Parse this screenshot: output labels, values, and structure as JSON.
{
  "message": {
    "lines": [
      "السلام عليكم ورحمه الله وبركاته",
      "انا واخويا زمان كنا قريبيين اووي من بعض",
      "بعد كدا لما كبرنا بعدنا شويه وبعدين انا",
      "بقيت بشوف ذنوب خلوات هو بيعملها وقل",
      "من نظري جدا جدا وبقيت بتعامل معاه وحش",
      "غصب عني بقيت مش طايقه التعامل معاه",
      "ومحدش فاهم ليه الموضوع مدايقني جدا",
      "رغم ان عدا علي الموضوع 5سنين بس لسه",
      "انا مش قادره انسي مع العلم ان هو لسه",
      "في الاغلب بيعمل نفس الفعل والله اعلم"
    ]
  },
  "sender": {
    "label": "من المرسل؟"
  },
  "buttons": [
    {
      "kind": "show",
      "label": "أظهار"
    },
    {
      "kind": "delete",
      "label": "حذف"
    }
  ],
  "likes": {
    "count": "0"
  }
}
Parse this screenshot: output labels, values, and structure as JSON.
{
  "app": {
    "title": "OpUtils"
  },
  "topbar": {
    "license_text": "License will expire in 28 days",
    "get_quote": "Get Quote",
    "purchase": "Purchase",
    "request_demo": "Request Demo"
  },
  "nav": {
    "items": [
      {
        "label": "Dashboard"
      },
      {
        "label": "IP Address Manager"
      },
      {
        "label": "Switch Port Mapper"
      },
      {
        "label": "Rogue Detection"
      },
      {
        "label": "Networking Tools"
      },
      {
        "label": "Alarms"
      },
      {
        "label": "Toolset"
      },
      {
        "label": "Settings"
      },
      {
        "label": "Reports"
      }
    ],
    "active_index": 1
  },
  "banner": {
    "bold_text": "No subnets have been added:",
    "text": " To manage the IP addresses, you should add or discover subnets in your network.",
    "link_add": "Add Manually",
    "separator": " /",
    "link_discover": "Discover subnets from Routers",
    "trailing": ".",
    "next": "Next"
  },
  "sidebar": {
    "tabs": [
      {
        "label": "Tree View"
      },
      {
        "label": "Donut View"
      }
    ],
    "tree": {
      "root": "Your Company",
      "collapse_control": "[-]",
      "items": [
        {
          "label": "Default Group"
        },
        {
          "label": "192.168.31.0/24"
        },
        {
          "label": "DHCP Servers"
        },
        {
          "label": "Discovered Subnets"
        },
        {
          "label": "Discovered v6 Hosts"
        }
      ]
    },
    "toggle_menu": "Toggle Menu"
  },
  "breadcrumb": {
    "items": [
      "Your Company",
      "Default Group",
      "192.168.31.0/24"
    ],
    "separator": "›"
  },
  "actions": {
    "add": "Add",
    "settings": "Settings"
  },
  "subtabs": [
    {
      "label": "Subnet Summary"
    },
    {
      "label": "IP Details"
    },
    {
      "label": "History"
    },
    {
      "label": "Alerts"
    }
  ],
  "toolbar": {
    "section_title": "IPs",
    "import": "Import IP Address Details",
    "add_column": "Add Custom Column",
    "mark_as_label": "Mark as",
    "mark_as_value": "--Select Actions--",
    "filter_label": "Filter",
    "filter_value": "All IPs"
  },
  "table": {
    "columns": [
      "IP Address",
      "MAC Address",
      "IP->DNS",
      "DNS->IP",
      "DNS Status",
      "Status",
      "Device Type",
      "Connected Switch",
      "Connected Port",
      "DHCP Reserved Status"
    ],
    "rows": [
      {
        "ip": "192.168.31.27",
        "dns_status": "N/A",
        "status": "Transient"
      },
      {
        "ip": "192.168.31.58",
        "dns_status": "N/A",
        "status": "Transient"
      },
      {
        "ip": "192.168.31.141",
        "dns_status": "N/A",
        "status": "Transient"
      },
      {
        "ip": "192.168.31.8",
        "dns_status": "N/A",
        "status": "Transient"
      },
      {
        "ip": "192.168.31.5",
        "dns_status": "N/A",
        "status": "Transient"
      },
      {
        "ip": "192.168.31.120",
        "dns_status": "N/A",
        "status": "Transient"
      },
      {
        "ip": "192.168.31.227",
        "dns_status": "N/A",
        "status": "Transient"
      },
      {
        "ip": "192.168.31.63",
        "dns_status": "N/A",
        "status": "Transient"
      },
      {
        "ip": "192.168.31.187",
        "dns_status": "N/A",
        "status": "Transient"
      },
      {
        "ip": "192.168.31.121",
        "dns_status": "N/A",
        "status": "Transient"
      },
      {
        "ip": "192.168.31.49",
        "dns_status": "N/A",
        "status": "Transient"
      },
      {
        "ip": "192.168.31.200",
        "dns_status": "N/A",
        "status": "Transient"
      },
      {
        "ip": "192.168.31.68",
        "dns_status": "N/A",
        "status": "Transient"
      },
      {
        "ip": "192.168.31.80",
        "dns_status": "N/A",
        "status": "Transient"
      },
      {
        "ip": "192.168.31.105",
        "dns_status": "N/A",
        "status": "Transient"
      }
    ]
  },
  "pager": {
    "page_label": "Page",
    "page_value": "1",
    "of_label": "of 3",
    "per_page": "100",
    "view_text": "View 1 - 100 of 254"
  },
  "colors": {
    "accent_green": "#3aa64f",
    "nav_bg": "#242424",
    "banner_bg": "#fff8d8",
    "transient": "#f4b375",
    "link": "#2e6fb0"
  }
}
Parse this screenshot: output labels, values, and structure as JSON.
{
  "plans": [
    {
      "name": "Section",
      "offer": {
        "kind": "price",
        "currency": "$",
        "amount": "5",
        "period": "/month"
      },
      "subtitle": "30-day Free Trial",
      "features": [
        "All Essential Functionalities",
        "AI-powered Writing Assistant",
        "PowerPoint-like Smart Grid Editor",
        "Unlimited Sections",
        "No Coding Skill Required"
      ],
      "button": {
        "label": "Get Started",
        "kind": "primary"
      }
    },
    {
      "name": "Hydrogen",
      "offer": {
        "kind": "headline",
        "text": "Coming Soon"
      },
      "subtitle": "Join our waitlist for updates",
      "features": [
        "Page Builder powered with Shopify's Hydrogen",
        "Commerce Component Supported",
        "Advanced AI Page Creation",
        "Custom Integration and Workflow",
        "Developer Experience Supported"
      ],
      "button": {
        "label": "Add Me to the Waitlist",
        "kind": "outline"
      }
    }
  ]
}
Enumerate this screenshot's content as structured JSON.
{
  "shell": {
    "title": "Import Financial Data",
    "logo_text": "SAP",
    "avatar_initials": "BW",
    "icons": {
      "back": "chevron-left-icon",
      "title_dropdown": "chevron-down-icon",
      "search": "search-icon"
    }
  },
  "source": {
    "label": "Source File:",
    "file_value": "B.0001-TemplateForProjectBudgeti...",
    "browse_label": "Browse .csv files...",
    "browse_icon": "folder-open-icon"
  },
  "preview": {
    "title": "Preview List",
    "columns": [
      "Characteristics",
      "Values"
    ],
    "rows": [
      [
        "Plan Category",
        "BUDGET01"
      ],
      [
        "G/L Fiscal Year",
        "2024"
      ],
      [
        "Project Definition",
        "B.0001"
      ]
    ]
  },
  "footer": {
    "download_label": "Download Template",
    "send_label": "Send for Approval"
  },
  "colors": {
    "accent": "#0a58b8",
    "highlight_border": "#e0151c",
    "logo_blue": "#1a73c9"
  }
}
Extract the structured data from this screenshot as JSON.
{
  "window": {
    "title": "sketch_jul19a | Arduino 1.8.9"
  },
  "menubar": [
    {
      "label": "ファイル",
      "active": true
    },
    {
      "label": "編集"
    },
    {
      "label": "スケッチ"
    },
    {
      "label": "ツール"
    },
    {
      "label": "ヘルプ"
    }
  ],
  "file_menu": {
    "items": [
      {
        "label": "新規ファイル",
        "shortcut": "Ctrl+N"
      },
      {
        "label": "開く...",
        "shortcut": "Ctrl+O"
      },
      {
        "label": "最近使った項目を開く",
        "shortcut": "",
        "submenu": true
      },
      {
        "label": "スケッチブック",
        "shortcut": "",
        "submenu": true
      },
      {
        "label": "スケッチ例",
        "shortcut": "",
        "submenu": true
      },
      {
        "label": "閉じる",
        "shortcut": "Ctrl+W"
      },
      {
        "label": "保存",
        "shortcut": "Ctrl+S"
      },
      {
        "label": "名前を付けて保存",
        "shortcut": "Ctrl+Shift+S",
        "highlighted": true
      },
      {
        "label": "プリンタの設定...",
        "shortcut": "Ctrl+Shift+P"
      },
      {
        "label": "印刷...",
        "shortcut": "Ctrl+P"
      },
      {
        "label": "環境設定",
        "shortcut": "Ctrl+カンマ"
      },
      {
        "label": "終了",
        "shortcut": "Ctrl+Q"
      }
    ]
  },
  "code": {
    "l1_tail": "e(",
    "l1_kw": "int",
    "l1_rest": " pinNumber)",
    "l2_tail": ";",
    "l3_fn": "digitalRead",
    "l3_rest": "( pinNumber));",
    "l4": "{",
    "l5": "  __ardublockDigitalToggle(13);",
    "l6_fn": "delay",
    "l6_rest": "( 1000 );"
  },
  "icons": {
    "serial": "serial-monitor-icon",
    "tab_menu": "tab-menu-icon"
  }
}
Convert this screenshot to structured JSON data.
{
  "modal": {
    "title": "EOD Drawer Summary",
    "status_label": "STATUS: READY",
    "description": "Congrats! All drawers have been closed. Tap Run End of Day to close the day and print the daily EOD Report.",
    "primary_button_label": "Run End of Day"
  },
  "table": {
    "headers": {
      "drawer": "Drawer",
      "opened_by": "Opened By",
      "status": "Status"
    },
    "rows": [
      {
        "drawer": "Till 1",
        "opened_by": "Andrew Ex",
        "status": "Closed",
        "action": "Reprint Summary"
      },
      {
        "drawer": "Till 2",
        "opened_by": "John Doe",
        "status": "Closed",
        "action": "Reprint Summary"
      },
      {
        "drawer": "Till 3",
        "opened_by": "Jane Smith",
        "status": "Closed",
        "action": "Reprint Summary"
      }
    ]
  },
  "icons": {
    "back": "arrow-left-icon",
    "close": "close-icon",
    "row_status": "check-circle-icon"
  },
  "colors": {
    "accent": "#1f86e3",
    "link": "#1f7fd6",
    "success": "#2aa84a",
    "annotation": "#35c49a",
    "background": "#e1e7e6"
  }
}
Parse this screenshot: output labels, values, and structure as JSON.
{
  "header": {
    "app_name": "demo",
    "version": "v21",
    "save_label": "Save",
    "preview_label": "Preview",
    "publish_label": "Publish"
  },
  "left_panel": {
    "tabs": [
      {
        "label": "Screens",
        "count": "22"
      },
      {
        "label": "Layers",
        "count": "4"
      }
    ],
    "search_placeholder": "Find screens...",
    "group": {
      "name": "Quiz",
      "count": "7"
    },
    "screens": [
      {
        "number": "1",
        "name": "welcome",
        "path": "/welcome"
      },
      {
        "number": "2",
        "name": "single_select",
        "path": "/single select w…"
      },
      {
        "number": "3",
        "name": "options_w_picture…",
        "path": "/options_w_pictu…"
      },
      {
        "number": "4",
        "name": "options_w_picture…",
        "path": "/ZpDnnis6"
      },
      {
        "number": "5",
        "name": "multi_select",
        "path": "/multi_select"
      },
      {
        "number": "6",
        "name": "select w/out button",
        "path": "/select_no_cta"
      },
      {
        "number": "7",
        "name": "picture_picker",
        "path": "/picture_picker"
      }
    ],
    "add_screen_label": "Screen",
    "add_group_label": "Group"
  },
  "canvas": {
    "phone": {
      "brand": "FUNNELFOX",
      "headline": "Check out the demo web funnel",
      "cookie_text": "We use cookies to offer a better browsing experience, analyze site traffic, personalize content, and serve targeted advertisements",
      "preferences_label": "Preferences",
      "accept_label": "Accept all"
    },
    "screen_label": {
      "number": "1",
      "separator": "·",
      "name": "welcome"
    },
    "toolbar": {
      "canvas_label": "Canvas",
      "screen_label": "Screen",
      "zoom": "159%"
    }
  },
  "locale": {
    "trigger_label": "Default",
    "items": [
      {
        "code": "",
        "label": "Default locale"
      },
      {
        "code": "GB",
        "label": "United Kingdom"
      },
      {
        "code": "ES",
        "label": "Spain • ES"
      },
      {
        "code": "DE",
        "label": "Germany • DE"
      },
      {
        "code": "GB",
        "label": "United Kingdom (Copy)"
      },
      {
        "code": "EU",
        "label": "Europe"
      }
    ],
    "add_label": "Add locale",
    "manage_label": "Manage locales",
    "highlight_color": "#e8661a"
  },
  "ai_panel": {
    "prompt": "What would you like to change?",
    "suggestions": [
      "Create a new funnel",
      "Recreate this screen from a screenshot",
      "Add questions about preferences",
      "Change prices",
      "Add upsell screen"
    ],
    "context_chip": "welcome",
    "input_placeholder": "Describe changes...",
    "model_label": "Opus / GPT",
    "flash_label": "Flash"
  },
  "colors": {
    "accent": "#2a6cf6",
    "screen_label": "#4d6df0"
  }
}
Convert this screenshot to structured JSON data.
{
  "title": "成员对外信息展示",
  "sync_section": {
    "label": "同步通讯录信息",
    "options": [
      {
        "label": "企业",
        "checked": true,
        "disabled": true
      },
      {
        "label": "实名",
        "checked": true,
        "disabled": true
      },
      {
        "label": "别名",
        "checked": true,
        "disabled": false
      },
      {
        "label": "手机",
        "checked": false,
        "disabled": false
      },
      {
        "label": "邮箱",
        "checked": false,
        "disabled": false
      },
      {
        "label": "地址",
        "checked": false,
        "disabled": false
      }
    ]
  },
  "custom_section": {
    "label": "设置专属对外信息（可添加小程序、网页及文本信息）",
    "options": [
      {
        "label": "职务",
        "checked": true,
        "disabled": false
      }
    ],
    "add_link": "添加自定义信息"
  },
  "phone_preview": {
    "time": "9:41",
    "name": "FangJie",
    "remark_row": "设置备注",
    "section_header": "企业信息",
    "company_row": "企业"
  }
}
+--
INSTRUCTIONS FOR THE TASK:
Of the lines in the material, how many contain the word "Ctrl"? Reply with the number and nothing else.

COMPLETED EXERCISE:
9